What you need to do>
From the source passage below, quote word for word the stretch that begins with "But we’re starting" and ends after "version of Android.".

Top of Source passage

Andrew Cunningham, writing for Ars Technica:
Last year, Google made headlines when it revealed that its next version of Android would require full-disk encryption on all new phones. Older versions of Android had supported optional disk encryption, but Android 5.0 Lollipop would make it a standard feature.
But we’re starting to see new Lollipop phones from Google’s partners, and they aren’t encrypted by default, contradicting Google’s previous statements. At some point between the original announcement in September of 2014 and the publication of the Android 5.0 hardware requirements in January of 2015, Google apparently decided to relax the requirement, pushing it off to some future version of Android.
Ars’s guess as to why is performance, which seems likely. It just shows how hard it is for Google to move the state of the art forward with Android — everything takes a year, or longer, before hitting the market.
So many great photographs in this new collection from Apple. (Note, though, that nearly all of them were taken outdoors. Low-light indoor photography is the next frontier for iPhone cameras.)

Bottom of Source passage
Top of Available data

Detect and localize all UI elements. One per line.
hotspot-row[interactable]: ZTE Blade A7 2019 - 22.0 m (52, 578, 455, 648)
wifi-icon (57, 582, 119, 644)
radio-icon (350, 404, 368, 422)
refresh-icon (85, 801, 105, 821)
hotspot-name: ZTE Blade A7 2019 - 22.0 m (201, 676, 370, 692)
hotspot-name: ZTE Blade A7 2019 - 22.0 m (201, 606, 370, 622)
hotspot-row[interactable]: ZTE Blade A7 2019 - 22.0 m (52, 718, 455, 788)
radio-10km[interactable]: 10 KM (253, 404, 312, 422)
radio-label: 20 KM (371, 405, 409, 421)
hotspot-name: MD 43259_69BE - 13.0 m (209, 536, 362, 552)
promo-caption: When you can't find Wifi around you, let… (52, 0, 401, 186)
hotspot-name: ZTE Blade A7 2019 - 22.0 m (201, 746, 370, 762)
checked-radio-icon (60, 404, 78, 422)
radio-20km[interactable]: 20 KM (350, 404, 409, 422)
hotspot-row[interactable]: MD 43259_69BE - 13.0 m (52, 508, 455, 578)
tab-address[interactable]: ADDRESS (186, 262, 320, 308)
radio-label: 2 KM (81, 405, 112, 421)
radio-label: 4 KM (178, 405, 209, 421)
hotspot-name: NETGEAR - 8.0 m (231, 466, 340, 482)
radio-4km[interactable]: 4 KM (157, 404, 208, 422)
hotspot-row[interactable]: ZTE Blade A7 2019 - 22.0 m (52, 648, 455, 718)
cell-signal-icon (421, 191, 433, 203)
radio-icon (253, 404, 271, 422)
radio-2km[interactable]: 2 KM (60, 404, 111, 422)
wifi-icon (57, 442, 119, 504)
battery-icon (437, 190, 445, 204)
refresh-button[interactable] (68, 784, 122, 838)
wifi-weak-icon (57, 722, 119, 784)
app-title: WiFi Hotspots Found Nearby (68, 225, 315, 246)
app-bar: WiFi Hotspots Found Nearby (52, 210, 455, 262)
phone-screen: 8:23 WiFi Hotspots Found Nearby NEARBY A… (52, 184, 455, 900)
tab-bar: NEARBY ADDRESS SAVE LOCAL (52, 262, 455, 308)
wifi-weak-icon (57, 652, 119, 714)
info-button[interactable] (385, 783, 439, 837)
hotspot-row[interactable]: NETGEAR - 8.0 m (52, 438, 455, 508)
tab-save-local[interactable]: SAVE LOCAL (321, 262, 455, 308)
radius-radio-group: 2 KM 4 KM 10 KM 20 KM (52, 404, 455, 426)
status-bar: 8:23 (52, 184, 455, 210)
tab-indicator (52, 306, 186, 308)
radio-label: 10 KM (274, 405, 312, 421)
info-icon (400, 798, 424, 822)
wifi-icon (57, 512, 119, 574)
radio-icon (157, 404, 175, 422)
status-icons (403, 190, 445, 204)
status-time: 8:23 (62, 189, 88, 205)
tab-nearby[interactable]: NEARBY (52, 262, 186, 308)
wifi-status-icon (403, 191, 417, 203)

Bottom of Available data

Response area>
But we’re starting to see new Lollipop phones from Google’s partners, and they aren’t encrypted by default, contradicting Google’s previous statements. At some point between the original announcement in September of 2014 and the publication of the Android 5.0 hardware requirements in January of 2015, Google apparently decided to relax the requirement, pushing it off to some future version of Android.